Exactly repeat the material, dropping only the pictures.

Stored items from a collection
>>>>>

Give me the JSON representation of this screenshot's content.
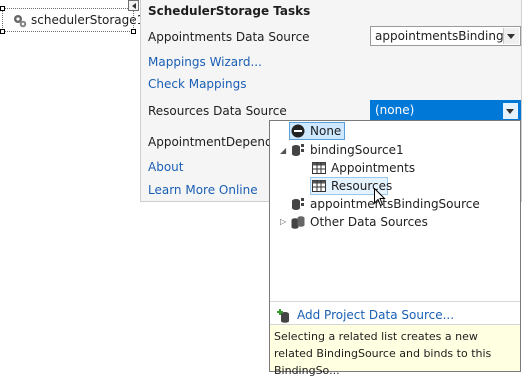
{
  "component": {
    "name": "schedulerStorage1",
    "icon": "scheduler-storage-icon"
  },
  "panel": {
    "title": "SchedulerStorage Tasks",
    "appointments_label": "Appointments  Data Source",
    "appointments_value": "appointmentsBindingS",
    "mappings_wizard": "Mappings Wizard...",
    "check_mappings": "Check Mappings",
    "resources_label": "Resources  Data Source",
    "resources_value": "(none)",
    "appointment_dependency_label": "AppointmentDependen",
    "about": "About",
    "learn_more": "Learn More Online"
  },
  "dropdown": {
    "items": [
      {
        "label": "None",
        "icon": "none-icon",
        "selected": true
      },
      {
        "label": "bindingSource1",
        "icon": "binding-source-icon",
        "expanded": true
      },
      {
        "label": "Appointments",
        "icon": "table-icon"
      },
      {
        "label": "Resources",
        "icon": "table-icon",
        "hovered": true
      },
      {
        "label": "appointmentsBindingSource",
        "icon": "binding-source-icon"
      },
      {
        "label": "Other Data Sources",
        "icon": "data-sources-icon",
        "expanded": false
      }
    ],
    "add_link": "Add Project Data Source...",
    "hint": "Selecting a related list creates a new related BindingSource and binds to this BindingSo..."
  },
  "colors": {
    "accent": "#0078d7",
    "link": "#1a5fb4",
    "panel_bg": "#f5f5f5",
    "hint_bg": "#ffffe1"
  }
}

<<<<<

* **Answer to the problem**:
Give me the JSON representation of this screenshot's content.
{
  "component": {
    "name": "schedulerStorage1",
    "icon": "scheduler-storage-icon"
  },
  "panel": {
    "title": "SchedulerStorage Tasks",
    "appointments_label": "Appointments  Data Source",
    "appointments_value": "appointmentsBindingS",
    "mappings_wizard": "Mappings Wizard...",
    "check_mappings": "Check Mappings",
    "resources_label": "Resources  Data Source",
    "resources_value": "(none)",
    "appointment_dependency_label": "AppointmentDependen",
    "about": "About",
    "learn_more": "Learn More Online"
  },
  "dropdown": {
    "items": [
      {
        "label": "None",
        "icon": "none-icon",
        "selected": true
      },
      {
        "label": "bindingSource1",
        "icon": "binding-source-icon",
        "expanded": true
      },
      {
        "label": "Appointments",
        "icon": "table-icon"
      },
      {
        "label": "Resources",
        "icon": "table-icon",
        "hovered": true
      },
      {
        "label": "appointmentsBindingSource",
        "icon": "binding-source-icon"
      },
      {
        "label": "Other Data Sources",
        "icon": "data-sources-icon",
        "expanded": false
      }
    ],
    "add_link": "Add Project Data Source...",
    "hint": "Selecting a related list creates a new related BindingSource and binds to this BindingSo..."
  },
  "colors": {
    "accent": "#0078d7",
    "link": "#1a5fb4",
    "panel_bg": "#f5f5f5",
    "hint_bg": "#ffffe1"
  }
}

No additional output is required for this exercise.